**Brief**
Copy the listing below in full and skip every picture.

**Stored rows**

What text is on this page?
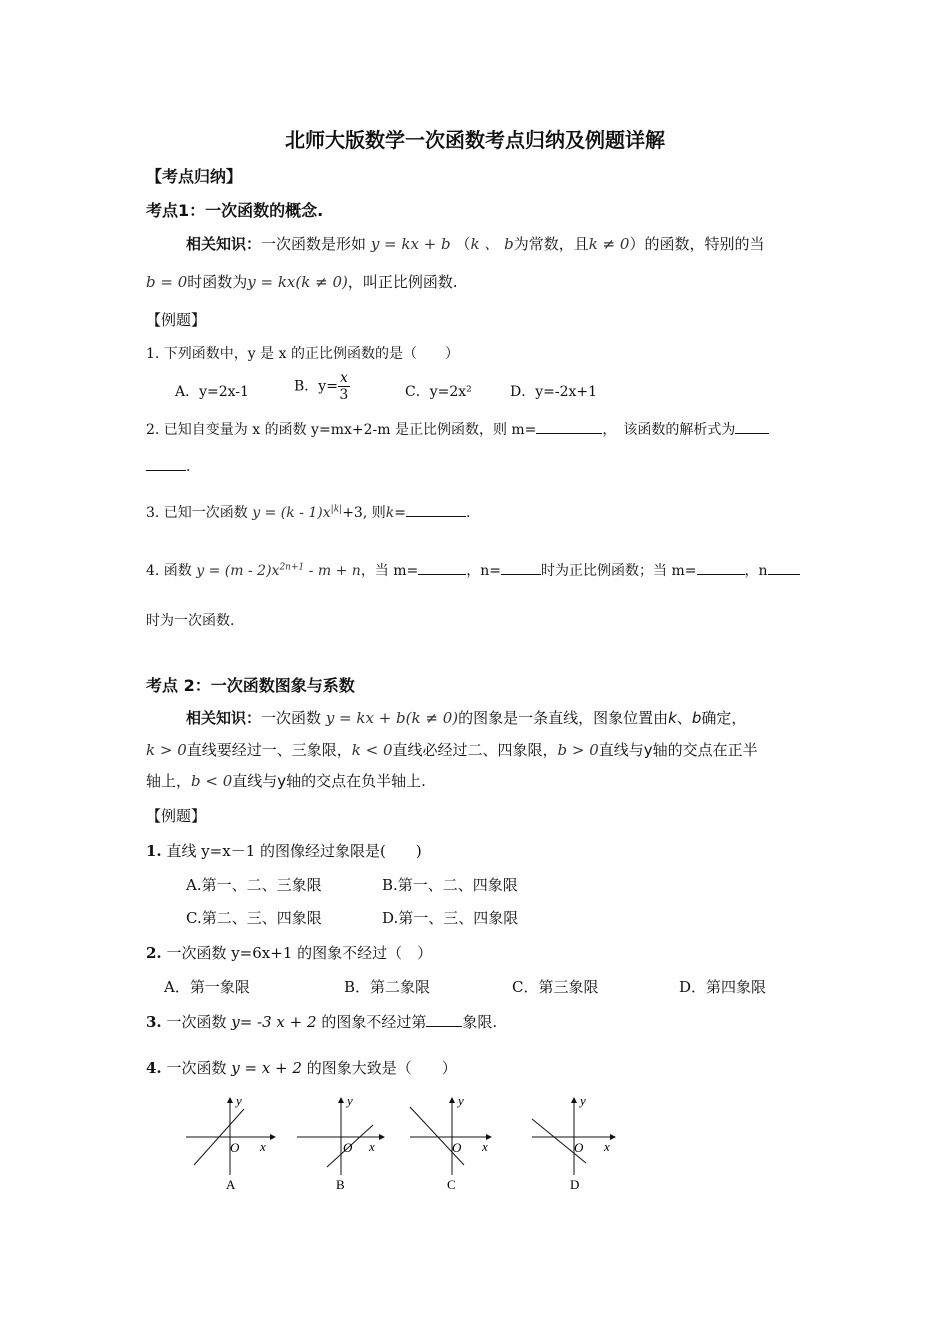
北师大版数学一次函数考点归纳及例题详解
【考点归纳】
考点1：一次函数的概念.
相关知识：一次函数是形如 y = kx + b （k 、 b为常数，且k ≠ 0）的函数，特别的当
b = 0时函数为y = kx(k ≠ 0)，叫正比例函数.
【例题】
1. 下列函数中，y 是 x 的正比例函数的是（　　）
A．y=2x-1	B．$y= \frac{x}{3}$	C．y=2x²	D．y=-2x+1
2. 已知自变量为 x 的函数 y=mx+2-m 是正比例函数，则 m=	，　该函数的解析式为
.
3. 已知一次函数 $y = (k - 1)x^{|k|}+3$, 则k=	.
4. 函数 $y = (m - 2)x^{2n+1} - m + n$，当 m=	，n=	时为正比例函数；当 m=	，n
时为一次函数.
考点 2：一次函数图象与系数
相关知识：一次函数 y = kx + b(k ≠ 0)的图象是一条直线，图象位置由k、b确定，
k > 0直线要经过一、三象限，k < 0直线必经过二、四象限，b > 0直线与y轴的交点在正半
轴上，b < 0直线与y轴的交点在负半轴上.
【例题】
1. 直线 y=x－1 的图像经过象限是(　　)
A.第一、二、三象限	B.第一、二、四象限
C.第二、三、四象限	D.第一、三、四象限
2. 一次函数 y=6x+1 的图象不经过（　）
A．第一象限	B．第二象限	C．第三象限	D．第四象限
3. 一次函数 y= -3 x + 2 的图象不经过第 象限.
4. 一次函数 y = x + 2 的图象大致是（　　）
y
x
O
A
y
x
O
B
y
x
O
C
y
x
O
D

**Response for this exercise**
What text is on this page?
北师大版数学一次函数考点归纳及例题详解
【考点归纳】
考点1：一次函数的概念.
相关知识：一次函数是形如 y = kx + b （k 、 b为常数，且k ≠ 0）的函数，特别的当
b = 0时函数为y = kx(k ≠ 0)，叫正比例函数.
【例题】
1. 下列函数中，y 是 x 的正比例函数的是（　　）
A．y=2x-1	B．$y= \frac{x}{3}$	C．y=2x²	D．y=-2x+1
2. 已知自变量为 x 的函数 y=mx+2-m 是正比例函数，则 m=	，　该函数的解析式为
.
3. 已知一次函数 $y = (k - 1)x^{|k|}+3$, 则k=	.
4. 函数 $y = (m - 2)x^{2n+1} - m + n$，当 m=	，n=	时为正比例函数；当 m=	，n
时为一次函数.
考点 2：一次函数图象与系数
相关知识：一次函数 y = kx + b(k ≠ 0)的图象是一条直线，图象位置由k、b确定，
k > 0直线要经过一、三象限，k < 0直线必经过二、四象限，b > 0直线与y轴的交点在正半
轴上，b < 0直线与y轴的交点在负半轴上.
【例题】
1. 直线 y=x－1 的图像经过象限是(　　)
A.第一、二、三象限	B.第一、二、四象限
C.第二、三、四象限	D.第一、三、四象限
2. 一次函数 y=6x+1 的图象不经过（　）
A．第一象限	B．第二象限	C．第三象限	D．第四象限
3. 一次函数 y= -3 x + 2 的图象不经过第 象限.
4. 一次函数 y = x + 2 的图象大致是（　　）
y
x
O
A
y
x
O
B
y
x
O
C
y
x
O
D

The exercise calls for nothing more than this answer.